The records
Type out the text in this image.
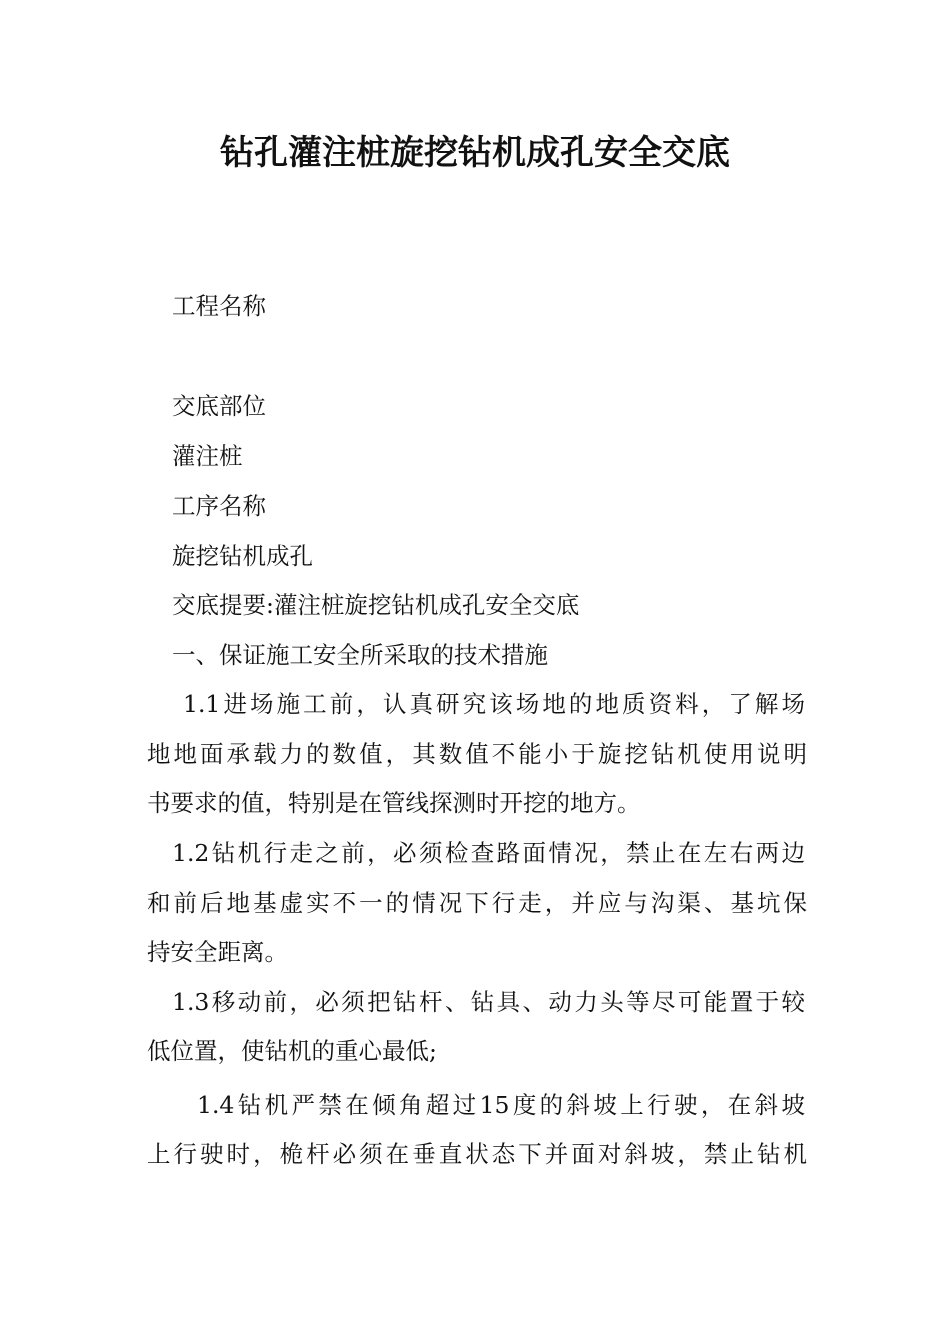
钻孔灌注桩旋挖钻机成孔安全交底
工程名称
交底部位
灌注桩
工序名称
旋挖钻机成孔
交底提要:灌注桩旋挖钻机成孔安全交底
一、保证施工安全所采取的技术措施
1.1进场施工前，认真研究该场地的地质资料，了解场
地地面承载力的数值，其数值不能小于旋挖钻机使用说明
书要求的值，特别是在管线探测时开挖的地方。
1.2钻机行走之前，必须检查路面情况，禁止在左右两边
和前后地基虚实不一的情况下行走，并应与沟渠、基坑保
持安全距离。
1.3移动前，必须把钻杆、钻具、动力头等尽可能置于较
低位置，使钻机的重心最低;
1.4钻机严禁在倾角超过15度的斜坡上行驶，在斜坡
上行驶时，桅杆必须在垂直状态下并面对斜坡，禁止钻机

What needs to be done
Skip the pictures and transcribe the rest of the records exactly.

Answer to this problem
Type out the text in this image.
钻孔灌注桩旋挖钻机成孔安全交底
工程名称
交底部位
灌注桩
工序名称
旋挖钻机成孔
交底提要:灌注桩旋挖钻机成孔安全交底
一、保证施工安全所采取的技术措施
1.1进场施工前，认真研究该场地的地质资料，了解场
地地面承载力的数值，其数值不能小于旋挖钻机使用说明
书要求的值，特别是在管线探测时开挖的地方。
1.2钻机行走之前，必须检查路面情况，禁止在左右两边
和前后地基虚实不一的情况下行走，并应与沟渠、基坑保
持安全距离。
1.3移动前，必须把钻杆、钻具、动力头等尽可能置于较
低位置，使钻机的重心最低;
1.4钻机严禁在倾角超过15度的斜坡上行驶，在斜坡
上行驶时，桅杆必须在垂直状态下并面对斜坡，禁止钻机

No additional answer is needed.